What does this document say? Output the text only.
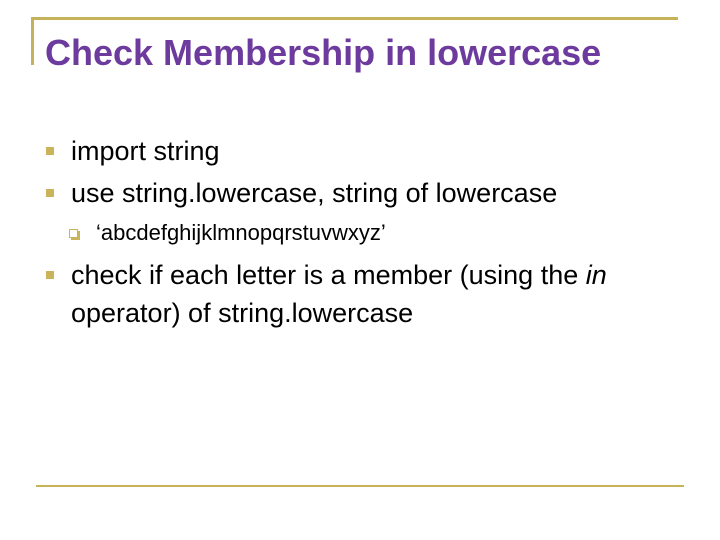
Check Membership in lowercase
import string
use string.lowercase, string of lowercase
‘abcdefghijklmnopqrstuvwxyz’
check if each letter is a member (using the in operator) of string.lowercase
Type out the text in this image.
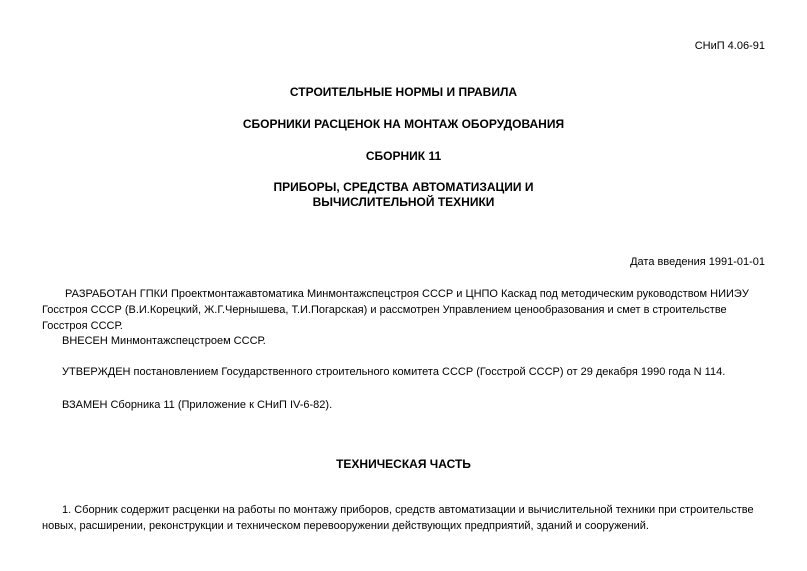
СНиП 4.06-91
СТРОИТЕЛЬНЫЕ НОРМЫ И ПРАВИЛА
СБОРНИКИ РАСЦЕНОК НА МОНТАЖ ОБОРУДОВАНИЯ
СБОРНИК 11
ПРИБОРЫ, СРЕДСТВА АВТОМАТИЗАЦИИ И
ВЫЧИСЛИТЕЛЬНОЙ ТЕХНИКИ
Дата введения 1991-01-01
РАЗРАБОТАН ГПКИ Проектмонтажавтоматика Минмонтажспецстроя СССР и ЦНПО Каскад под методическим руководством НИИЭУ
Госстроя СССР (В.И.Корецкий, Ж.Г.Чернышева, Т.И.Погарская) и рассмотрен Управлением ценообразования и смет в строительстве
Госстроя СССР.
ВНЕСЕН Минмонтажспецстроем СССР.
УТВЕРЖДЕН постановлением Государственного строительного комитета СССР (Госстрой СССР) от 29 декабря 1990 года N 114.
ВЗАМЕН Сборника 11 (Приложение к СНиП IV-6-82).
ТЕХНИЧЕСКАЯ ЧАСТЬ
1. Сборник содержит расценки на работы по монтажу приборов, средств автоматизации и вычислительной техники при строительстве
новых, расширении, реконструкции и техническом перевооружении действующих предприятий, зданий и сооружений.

########################################

__THE TASK__. Go through the listing above and quote it exactly, apart from its images.

__TASK SOLUTION__.
What does this document say? Output the text only.
Check Membership in lowercase
import string
use string.lowercase, string of lowercase
‘abcdefghijklmnopqrstuvwxyz’
check if each letter is a member (using the in operator) of string.lowercase
Type out the text in this image.
СНиП 4.06-91
СТРОИТЕЛЬНЫЕ НОРМЫ И ПРАВИЛА
СБОРНИКИ РАСЦЕНОК НА МОНТАЖ ОБОРУДОВАНИЯ
СБОРНИК 11
ПРИБОРЫ, СРЕДСТВА АВТОМАТИЗАЦИИ И
ВЫЧИСЛИТЕЛЬНОЙ ТЕХНИКИ
Дата введения 1991-01-01
РАЗРАБОТАН ГПКИ Проектмонтажавтоматика Минмонтажспецстроя СССР и ЦНПО Каскад под методическим руководством НИИЭУ
Госстроя СССР (В.И.Корецкий, Ж.Г.Чернышева, Т.И.Погарская) и рассмотрен Управлением ценообразования и смет в строительстве
Госстроя СССР.
ВНЕСЕН Минмонтажспецстроем СССР.
УТВЕРЖДЕН постановлением Государственного строительного комитета СССР (Госстрой СССР) от 29 декабря 1990 года N 114.
ВЗАМЕН Сборника 11 (Приложение к СНиП IV-6-82).
ТЕХНИЧЕСКАЯ ЧАСТЬ
1. Сборник содержит расценки на работы по монтажу приборов, средств автоматизации и вычислительной техники при строительстве
новых, расширении, реконструкции и техническом перевооружении действующих предприятий, зданий и сооружений.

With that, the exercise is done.